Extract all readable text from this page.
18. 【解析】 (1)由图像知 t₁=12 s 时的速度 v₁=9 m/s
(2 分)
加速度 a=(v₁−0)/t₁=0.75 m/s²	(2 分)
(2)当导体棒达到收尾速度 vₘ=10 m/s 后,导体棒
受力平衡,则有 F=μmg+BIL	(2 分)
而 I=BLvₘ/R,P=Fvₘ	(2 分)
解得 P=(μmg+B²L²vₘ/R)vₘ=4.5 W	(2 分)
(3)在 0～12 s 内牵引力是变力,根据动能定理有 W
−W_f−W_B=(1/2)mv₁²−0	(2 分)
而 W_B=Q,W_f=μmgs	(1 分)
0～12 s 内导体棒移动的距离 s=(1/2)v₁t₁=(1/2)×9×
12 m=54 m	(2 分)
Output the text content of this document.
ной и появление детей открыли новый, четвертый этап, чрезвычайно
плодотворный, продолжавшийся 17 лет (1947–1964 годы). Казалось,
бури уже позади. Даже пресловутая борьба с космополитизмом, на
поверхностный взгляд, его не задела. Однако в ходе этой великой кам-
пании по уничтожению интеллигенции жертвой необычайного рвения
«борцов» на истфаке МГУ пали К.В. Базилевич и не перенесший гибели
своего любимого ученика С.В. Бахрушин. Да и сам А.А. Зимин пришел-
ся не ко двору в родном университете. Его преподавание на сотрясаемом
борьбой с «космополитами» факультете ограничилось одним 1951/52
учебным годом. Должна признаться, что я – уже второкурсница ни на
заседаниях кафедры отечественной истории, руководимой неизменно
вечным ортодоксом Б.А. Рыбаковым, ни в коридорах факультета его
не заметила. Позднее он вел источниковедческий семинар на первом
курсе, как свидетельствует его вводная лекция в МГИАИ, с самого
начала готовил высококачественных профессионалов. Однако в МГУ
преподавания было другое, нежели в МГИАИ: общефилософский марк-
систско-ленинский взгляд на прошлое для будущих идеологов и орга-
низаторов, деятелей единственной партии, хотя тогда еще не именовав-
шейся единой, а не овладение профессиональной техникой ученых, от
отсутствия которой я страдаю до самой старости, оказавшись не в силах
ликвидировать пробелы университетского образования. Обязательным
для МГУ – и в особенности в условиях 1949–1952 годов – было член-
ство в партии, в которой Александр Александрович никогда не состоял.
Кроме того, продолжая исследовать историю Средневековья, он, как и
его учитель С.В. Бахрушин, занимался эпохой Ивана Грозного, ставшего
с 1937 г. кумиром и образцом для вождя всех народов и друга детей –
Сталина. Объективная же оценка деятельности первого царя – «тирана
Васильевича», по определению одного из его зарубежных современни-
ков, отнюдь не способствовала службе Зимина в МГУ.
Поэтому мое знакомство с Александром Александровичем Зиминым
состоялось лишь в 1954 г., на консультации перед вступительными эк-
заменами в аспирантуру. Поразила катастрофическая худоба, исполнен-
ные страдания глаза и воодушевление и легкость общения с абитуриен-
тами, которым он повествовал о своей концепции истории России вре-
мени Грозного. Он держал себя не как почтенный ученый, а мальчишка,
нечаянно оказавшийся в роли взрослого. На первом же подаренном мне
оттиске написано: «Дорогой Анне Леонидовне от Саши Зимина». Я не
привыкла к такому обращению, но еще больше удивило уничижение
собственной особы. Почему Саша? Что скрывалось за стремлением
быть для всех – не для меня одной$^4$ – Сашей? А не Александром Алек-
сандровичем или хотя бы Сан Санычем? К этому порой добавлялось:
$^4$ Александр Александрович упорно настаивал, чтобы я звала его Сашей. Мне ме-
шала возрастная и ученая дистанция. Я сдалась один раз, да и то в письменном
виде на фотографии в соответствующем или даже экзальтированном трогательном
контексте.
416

Aim of the exercise » Extract from the material all lines containing the string "первом".

Exercise solution »
не заметила. Позднее он вел источниковедческий семинар на первом
нечаянно оказавшийся в роли взрослого. На первом же подаренном мне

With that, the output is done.